** SOURCE DOCUMENT **
## START

It had begun to go around in circles. June would defy the rules, escape the authorities, get captured, undergo torture, and then begin the whole cycle again. It made it hard for viewers to feel satisfaction in her victories. What was the point in rooting for her, if she would inevitably end up back at the start?
Season four opened with the potential for change, however. June had escaped, again, and this time, she appeared to be on the run for good, with a band of rebel women who would follow her into battle. She took a broken young handmaid under her wing, and though they were damaged by the abuse and violence that had been forced upon them, both hung on to a bloodthirsty and near-indiscriminate desire for revenge. In a twisted way, this stood as the viewers’ reward for enduring so much horror.
It did not last long. By episode three, June had been captured again, brought face to face with Aunt Lydia (the ever-brilliant Ann Dowd), again, and was forced to watch her friends suffer brutal deaths, while being told repeatedly that this was a consequence of her actions. Would she do the worst thing imaginable, to save her child, and betray her sisters? She did. And then she escaped, of course, on a more permanent basis this time, it seems, but this presented another problem. As the protagonist of an ongoing series, June is unkillable, near superhuman. She survives unsurvivable situations; she escapes from the seemingly inescapable. What could the show do with her?

## END

** GIVEN REQUEST 1 **
Answer these from the review of June's story:
(a) Whom did June take under her wing at the start of season four?
(b) By which episode had June been captured again?
(c) Which actor plays Aunt Lydia?
** GIVEN REQUEST 2 **
Could you pick up the review of June's story after its last sentence and keep writing it?
The rows after this line aren't needed here.

** INFORMATION SHOWN **
## START

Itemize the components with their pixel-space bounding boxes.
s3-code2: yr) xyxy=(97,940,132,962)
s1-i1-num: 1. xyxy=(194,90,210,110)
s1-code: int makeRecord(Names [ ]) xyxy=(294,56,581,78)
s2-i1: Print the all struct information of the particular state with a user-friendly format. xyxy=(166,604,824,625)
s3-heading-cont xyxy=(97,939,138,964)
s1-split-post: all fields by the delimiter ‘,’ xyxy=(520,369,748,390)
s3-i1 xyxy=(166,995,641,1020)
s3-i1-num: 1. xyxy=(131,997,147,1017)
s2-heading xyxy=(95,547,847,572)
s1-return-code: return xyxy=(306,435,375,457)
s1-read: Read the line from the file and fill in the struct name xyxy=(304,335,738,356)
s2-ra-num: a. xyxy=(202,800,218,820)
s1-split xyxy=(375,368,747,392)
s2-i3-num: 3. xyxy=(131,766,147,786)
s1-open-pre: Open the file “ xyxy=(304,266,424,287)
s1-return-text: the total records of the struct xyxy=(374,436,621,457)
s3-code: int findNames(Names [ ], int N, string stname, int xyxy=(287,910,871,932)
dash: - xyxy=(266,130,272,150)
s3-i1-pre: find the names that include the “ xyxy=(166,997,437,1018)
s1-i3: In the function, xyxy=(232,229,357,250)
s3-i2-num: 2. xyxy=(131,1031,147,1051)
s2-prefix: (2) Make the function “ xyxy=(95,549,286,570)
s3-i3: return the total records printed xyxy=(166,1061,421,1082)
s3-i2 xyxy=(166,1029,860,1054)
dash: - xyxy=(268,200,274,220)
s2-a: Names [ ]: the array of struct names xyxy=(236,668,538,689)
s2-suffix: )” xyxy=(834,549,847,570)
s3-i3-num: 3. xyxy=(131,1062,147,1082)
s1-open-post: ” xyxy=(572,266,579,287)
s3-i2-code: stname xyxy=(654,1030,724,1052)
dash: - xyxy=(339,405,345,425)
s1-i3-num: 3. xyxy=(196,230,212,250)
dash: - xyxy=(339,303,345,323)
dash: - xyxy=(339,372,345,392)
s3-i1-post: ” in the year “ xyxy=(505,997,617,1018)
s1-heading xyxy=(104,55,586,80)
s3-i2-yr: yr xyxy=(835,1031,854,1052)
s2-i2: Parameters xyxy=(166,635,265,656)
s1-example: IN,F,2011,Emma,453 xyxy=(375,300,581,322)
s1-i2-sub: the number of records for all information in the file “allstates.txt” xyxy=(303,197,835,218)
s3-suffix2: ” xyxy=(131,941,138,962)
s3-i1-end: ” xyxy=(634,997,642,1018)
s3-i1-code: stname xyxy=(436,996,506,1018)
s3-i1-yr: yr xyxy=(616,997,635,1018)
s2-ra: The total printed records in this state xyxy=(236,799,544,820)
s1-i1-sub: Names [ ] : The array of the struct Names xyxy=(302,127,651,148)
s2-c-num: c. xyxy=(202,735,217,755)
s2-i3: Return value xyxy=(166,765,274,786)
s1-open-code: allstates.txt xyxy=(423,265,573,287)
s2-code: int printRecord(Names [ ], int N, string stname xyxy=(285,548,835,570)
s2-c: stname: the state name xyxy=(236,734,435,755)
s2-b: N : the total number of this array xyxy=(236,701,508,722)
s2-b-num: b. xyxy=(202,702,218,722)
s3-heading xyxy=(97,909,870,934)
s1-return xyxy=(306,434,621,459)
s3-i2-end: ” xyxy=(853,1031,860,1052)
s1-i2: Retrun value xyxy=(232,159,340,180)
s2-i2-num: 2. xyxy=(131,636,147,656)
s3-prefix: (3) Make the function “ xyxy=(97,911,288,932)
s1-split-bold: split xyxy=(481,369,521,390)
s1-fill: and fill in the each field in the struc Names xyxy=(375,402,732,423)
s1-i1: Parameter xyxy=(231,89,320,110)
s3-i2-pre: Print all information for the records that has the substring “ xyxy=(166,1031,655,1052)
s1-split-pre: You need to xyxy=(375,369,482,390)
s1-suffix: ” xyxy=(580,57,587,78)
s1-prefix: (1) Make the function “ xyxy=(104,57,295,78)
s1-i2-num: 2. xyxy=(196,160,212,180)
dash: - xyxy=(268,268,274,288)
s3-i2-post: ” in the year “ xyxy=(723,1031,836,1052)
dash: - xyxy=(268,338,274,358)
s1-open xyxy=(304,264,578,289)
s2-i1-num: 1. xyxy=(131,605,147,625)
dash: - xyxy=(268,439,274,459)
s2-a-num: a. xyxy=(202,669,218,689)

## END

** WRITTEN REPLY 1 **
(a) A broken young handmaid.
(b) Episode three.
(c) Ann Dowd.

** WRITTEN REPLY 2 **
It let her escape Gilead for good, at least physically – although psychologically, it seems unlikely that she will ever be able to leave. The smaller stage became bigger, the grim domestic despair transformed into geopolitical wranglings between desperate nations. It needed to change gears, and it did. By the later episodes in the season, June returns to her friends and her husband, but she is not the same woman as she was when they saw her last. (I did wonder just how small Gilead and the US are supposed to be now; these characters just keep on bumping into each other, no matter what war zone they happen to be in).
It explored this territory last season with Emily (Alexis Bledel), who struggled to reconcile her new-old life with the trauma she suffered in Gilead. Unsurprisingly, June is finding it equally tough to re-enter free society and return to Luke, particularly when she has left Nick behind, and, to a lesser extent, Janine. This is where it gets interesting again. The show asks its audience to weigh up a series of moral dilemmas and to decide where they stand. We consider what redemption might look like, who deserves it, and who decides. We consider what justice should look like, and what it looks like in reality, and whether revenge might be more efficient, and more satisfying. What will we get, and what have we earned?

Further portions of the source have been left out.